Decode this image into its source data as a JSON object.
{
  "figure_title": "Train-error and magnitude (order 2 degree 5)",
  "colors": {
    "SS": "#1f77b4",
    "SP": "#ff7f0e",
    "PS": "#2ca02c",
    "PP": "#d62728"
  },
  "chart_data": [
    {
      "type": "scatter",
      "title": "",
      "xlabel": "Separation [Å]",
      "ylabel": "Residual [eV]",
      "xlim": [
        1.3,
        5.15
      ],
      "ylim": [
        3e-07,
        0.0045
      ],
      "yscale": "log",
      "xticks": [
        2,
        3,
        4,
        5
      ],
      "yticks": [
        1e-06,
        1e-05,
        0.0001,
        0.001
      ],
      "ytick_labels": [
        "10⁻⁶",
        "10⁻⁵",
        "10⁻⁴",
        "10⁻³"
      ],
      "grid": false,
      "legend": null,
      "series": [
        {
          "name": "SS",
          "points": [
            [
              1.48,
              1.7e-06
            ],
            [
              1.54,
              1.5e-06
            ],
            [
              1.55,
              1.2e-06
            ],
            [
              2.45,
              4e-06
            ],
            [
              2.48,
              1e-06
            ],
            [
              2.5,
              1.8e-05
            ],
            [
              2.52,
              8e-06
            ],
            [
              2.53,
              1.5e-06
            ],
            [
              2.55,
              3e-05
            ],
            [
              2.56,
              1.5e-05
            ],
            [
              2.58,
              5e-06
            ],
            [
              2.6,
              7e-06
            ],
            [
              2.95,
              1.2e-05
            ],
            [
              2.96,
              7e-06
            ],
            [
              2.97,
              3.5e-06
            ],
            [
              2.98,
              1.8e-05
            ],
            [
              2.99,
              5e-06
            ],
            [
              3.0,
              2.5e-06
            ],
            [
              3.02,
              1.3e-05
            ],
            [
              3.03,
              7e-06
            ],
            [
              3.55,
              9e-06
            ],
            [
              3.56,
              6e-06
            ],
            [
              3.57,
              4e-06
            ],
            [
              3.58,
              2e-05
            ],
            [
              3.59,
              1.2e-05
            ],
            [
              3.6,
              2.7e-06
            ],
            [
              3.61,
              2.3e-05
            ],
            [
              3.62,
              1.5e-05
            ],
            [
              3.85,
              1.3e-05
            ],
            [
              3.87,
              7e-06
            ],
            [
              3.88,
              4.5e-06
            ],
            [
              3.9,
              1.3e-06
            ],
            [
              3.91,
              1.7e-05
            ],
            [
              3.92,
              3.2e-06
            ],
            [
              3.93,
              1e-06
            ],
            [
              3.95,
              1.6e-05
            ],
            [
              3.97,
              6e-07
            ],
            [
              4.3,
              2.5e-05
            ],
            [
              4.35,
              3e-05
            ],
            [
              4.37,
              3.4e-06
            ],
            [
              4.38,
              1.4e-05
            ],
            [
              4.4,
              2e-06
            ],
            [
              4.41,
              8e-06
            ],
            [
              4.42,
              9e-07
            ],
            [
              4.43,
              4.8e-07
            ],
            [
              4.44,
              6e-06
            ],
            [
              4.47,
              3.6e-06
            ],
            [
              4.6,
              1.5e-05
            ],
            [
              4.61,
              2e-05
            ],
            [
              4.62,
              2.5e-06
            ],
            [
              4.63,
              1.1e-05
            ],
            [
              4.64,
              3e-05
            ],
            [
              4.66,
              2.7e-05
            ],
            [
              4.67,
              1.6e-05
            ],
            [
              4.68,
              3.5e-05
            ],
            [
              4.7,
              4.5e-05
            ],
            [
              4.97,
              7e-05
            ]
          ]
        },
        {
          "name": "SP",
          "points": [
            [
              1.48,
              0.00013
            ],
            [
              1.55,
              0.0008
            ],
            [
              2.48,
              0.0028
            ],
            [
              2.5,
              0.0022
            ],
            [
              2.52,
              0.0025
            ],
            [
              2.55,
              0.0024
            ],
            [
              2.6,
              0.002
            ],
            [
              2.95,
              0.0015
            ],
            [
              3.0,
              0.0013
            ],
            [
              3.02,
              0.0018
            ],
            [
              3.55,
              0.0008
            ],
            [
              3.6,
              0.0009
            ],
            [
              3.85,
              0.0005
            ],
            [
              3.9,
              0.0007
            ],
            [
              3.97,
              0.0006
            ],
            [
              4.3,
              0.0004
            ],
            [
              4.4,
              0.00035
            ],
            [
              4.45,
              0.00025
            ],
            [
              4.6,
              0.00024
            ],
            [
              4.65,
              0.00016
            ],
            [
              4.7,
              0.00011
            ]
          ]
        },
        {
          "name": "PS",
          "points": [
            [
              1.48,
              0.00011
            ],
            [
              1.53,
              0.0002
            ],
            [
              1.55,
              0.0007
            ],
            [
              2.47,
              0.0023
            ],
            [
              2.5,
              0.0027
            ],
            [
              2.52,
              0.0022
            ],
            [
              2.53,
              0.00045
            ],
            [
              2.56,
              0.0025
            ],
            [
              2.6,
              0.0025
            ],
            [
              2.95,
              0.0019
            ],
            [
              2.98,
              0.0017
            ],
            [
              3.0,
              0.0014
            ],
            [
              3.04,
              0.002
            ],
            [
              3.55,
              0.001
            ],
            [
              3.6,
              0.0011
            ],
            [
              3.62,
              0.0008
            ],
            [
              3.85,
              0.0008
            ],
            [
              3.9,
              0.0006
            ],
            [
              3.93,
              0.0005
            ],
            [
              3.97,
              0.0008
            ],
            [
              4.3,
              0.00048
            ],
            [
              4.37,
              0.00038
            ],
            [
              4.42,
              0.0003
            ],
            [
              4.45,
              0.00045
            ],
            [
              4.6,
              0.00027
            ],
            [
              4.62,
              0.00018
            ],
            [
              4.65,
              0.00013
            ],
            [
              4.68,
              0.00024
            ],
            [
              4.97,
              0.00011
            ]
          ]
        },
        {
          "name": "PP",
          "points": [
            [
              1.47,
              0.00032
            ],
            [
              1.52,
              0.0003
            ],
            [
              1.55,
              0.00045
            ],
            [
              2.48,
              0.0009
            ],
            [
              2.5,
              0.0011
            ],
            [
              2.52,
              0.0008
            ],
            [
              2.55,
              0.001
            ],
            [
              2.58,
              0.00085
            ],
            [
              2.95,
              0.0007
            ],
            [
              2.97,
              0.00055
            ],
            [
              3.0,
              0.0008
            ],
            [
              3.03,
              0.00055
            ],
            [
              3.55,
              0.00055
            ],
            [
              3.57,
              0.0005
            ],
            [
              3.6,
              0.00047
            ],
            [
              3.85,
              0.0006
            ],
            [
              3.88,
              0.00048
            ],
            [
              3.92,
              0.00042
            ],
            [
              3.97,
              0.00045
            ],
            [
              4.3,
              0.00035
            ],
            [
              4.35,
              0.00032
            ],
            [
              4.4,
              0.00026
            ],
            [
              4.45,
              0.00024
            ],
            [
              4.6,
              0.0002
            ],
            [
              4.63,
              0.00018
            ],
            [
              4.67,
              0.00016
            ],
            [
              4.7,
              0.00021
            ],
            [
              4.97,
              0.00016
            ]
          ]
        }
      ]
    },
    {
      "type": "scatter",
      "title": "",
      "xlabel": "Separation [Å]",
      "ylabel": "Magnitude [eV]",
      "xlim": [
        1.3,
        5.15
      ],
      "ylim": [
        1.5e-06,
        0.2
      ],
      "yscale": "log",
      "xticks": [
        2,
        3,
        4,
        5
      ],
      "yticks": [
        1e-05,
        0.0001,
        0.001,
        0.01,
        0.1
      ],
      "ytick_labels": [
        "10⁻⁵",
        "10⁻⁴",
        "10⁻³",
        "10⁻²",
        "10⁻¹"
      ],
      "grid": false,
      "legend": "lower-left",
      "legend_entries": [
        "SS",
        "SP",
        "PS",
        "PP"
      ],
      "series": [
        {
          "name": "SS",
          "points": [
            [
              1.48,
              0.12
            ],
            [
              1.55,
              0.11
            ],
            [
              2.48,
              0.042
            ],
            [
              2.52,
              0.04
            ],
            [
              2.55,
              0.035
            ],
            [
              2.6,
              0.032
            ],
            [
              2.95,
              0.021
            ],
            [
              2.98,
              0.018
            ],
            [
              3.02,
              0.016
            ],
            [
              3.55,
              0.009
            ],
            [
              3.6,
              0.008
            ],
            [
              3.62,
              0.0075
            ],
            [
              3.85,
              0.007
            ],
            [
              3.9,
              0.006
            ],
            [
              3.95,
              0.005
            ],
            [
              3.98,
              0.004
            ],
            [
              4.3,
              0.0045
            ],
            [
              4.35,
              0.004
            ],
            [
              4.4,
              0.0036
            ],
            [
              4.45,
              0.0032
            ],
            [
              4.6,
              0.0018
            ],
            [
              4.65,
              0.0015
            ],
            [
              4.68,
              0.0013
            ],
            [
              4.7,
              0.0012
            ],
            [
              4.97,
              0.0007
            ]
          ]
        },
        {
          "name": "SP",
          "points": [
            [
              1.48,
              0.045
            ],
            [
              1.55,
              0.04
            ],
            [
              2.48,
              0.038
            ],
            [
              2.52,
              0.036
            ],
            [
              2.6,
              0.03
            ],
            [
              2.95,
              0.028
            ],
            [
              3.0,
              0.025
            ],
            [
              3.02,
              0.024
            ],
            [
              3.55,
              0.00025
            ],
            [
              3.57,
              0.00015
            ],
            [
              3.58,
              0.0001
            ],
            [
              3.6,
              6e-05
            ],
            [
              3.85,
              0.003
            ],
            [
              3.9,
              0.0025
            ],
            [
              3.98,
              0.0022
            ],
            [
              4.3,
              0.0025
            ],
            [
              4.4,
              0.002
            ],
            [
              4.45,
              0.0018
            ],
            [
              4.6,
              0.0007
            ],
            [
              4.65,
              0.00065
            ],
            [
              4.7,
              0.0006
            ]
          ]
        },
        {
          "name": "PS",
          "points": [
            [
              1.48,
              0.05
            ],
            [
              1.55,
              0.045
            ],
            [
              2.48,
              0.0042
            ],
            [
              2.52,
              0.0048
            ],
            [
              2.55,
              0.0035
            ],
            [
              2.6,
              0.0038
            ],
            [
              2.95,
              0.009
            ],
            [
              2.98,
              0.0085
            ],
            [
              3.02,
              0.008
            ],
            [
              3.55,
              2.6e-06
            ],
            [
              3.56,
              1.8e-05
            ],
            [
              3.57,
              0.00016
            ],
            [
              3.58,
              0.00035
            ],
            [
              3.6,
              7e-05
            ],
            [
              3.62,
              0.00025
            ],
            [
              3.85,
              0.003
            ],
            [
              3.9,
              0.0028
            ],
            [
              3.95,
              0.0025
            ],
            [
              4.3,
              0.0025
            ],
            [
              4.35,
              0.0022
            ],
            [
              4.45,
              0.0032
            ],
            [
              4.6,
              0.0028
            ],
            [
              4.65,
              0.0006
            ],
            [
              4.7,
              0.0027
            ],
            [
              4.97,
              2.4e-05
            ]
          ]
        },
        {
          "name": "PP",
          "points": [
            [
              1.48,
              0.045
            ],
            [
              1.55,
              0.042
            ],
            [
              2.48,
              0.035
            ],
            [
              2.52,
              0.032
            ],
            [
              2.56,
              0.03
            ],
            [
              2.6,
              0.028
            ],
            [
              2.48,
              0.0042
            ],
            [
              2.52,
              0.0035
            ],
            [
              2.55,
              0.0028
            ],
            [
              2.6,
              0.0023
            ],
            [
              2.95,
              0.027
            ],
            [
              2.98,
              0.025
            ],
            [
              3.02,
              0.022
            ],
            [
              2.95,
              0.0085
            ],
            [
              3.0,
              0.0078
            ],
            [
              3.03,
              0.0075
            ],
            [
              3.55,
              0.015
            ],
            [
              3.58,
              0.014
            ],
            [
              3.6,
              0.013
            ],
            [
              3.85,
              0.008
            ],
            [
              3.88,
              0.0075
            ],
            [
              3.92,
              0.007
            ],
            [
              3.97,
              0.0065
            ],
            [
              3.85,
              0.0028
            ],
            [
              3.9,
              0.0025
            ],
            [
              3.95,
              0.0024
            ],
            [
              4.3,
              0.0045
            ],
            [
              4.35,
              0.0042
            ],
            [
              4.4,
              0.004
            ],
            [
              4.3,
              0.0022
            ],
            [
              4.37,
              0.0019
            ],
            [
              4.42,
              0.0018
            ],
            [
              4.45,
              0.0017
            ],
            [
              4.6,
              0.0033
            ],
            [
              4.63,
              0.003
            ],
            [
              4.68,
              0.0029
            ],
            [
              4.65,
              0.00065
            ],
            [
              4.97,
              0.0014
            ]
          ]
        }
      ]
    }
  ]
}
***
* [WHAT THE TASK ASKS]:
Copy all lines from the listing that contain "ylabel".

* [REPLY TO THE EXERCISE]:
      "ylabel": "Residual [eV]",
      "ylabel": "Magnitude [eV]",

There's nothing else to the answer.